EXERCISE PROMPT:
Pick out each line of the records that includes the string "Peak", and copy it.

DATA ENTRIES:
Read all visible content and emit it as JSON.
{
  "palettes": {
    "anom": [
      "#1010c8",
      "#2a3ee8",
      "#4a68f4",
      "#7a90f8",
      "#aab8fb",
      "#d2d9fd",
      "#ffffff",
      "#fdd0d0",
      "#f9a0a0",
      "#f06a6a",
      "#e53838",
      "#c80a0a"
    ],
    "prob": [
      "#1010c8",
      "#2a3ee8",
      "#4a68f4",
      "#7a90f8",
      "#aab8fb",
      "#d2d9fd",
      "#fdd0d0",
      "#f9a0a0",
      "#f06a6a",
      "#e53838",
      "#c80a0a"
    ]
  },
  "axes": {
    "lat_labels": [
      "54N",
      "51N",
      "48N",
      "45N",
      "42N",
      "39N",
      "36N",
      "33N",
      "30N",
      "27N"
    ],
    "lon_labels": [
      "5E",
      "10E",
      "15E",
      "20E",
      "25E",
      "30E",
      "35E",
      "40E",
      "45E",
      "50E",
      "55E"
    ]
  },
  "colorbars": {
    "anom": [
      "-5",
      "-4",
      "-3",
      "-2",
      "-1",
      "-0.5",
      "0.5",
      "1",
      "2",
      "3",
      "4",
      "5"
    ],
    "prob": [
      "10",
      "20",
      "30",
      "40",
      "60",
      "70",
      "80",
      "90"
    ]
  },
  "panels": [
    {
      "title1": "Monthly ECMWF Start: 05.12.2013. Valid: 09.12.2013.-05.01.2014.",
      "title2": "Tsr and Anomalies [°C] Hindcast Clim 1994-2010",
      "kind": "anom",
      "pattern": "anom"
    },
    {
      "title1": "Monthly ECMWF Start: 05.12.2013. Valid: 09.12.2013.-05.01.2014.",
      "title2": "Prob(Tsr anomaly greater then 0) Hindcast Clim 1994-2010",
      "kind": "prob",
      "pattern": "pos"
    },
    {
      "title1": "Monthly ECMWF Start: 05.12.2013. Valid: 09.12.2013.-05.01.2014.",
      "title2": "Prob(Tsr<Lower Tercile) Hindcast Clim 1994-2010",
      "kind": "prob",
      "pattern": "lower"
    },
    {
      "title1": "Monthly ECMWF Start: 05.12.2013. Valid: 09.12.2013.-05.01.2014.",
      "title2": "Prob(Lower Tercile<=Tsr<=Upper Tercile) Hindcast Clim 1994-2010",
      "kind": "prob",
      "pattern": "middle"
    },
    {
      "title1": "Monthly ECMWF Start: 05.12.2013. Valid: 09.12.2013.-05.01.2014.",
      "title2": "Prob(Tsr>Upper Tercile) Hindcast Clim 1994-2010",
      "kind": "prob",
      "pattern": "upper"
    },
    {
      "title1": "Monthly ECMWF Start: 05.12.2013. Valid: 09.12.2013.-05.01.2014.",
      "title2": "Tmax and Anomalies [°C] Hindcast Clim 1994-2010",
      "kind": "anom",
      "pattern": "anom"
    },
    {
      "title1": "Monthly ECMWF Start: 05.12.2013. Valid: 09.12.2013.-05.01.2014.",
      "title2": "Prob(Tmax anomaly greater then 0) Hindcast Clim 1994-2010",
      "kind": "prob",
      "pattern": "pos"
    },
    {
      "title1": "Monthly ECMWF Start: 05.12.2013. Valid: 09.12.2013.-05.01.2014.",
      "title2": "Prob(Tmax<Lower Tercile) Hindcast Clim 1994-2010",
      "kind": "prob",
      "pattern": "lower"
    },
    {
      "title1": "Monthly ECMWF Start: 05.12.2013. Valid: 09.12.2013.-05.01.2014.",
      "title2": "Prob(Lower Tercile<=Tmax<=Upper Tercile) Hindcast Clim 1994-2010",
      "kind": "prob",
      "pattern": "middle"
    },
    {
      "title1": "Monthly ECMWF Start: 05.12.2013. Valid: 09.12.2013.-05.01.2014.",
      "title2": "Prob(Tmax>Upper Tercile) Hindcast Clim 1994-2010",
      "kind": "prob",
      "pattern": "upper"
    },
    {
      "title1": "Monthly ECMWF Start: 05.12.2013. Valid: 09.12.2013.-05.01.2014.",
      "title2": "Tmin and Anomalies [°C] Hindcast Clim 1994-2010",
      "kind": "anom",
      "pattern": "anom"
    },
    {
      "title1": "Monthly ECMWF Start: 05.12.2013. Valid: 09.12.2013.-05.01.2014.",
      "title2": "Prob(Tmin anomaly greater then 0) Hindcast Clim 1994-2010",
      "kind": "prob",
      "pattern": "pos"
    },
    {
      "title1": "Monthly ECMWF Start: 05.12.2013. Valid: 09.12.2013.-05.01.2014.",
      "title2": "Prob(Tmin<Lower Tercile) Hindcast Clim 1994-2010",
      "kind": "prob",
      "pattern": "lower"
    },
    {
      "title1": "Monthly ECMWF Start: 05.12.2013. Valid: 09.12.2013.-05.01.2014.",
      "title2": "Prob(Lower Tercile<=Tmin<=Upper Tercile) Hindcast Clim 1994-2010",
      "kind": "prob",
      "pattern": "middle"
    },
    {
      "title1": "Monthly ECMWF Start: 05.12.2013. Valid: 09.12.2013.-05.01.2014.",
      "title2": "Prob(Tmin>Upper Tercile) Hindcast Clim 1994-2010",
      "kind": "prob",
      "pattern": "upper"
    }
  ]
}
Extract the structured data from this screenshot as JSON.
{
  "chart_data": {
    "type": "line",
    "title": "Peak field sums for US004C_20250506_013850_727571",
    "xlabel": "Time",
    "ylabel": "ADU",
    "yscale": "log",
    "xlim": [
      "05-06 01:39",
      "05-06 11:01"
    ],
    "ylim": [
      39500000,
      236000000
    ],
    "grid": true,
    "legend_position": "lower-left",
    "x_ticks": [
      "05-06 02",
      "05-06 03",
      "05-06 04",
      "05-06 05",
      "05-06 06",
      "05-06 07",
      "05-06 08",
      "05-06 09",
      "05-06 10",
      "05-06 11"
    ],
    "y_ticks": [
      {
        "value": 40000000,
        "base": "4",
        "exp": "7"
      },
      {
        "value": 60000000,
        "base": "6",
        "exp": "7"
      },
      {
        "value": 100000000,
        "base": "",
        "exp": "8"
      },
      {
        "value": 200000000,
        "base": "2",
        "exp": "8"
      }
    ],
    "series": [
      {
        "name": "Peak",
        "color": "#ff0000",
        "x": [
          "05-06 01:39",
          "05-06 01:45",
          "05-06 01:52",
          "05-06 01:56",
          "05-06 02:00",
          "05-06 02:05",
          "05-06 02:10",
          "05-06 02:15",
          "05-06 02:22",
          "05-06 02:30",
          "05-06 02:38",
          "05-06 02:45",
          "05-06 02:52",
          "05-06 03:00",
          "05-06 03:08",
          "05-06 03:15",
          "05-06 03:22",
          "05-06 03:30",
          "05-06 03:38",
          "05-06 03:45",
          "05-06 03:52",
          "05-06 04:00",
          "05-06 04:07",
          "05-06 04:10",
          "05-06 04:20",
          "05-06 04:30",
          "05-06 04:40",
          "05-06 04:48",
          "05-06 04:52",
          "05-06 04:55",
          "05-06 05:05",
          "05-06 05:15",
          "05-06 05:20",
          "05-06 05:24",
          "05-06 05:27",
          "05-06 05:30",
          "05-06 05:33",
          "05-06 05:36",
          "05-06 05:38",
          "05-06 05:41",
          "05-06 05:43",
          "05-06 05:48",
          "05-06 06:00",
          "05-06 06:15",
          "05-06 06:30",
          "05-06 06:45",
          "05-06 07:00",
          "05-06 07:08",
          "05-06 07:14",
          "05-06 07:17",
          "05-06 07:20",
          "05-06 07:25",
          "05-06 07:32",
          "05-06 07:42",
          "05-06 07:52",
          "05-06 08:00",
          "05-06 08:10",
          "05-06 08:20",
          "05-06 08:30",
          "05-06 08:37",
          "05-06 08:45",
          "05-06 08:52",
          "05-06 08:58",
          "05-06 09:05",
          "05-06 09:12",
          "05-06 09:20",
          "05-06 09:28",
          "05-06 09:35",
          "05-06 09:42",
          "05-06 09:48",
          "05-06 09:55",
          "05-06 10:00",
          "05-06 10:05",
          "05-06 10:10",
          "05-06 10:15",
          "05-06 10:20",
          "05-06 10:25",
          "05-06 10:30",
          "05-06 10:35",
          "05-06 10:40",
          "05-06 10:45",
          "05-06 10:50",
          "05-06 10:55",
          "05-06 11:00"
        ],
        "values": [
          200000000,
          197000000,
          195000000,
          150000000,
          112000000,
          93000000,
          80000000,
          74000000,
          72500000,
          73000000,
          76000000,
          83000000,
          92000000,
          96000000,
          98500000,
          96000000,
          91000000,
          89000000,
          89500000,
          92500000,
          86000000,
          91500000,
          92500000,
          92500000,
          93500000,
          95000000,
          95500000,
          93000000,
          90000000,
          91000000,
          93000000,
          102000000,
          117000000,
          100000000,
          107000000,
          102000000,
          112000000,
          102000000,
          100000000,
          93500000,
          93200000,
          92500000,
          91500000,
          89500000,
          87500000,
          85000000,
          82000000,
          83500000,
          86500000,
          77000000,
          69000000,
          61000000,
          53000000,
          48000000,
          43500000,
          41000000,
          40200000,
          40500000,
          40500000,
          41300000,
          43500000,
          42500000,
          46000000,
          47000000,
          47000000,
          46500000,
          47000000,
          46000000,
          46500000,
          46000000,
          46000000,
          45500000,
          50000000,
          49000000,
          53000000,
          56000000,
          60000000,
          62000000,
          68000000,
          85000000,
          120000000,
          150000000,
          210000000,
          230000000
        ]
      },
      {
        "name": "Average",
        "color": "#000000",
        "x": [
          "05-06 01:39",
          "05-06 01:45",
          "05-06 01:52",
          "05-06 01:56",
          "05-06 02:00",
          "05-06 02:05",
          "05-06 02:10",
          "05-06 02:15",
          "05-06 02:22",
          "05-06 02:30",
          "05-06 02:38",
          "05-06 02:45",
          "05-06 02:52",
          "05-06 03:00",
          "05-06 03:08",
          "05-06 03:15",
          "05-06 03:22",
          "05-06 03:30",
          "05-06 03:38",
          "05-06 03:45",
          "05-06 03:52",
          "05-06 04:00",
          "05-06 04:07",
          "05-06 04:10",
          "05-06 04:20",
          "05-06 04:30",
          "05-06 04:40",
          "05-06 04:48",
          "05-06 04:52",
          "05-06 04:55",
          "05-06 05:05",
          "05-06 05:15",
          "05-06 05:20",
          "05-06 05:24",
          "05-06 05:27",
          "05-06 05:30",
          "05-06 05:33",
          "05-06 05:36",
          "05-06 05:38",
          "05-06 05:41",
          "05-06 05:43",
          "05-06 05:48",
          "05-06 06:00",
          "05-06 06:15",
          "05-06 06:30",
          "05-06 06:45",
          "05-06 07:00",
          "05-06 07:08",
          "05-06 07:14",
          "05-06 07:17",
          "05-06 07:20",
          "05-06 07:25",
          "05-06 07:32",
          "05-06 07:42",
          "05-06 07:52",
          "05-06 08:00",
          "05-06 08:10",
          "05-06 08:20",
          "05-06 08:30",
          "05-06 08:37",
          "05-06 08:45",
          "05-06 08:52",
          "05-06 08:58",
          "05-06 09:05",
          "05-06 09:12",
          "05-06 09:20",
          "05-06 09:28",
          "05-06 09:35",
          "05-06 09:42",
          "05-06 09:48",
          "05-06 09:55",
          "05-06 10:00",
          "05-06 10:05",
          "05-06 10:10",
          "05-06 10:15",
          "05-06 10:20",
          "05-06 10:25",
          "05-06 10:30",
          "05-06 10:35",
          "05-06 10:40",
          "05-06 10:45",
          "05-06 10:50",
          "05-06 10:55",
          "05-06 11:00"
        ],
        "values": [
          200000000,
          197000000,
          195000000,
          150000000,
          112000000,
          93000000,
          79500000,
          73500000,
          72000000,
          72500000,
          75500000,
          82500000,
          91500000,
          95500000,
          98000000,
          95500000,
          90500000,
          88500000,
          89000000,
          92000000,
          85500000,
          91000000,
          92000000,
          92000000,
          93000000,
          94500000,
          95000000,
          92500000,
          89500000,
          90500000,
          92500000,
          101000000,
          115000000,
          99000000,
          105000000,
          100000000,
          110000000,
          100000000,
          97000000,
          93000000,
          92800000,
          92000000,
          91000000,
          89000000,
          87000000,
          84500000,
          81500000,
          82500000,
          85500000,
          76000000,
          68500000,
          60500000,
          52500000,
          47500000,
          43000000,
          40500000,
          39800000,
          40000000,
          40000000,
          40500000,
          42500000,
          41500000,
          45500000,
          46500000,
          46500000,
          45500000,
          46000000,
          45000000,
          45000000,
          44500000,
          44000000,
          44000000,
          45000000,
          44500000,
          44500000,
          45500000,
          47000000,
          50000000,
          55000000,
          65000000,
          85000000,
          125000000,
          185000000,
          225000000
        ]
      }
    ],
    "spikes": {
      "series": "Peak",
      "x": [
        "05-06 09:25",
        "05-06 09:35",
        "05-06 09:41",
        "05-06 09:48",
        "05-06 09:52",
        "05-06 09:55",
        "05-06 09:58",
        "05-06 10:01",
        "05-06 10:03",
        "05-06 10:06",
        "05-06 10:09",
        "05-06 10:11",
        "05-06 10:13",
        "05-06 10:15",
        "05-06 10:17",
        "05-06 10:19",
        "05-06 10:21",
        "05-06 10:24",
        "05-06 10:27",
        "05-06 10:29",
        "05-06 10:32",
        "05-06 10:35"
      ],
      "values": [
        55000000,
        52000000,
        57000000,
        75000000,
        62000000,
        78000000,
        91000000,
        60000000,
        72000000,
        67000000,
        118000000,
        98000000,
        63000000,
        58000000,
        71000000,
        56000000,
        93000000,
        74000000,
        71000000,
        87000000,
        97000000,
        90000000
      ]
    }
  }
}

ANSWER:
    "title": "Peak field sums for US004C_20250506_013850_727571",
        "name": "Peak",
      "series": "Peak",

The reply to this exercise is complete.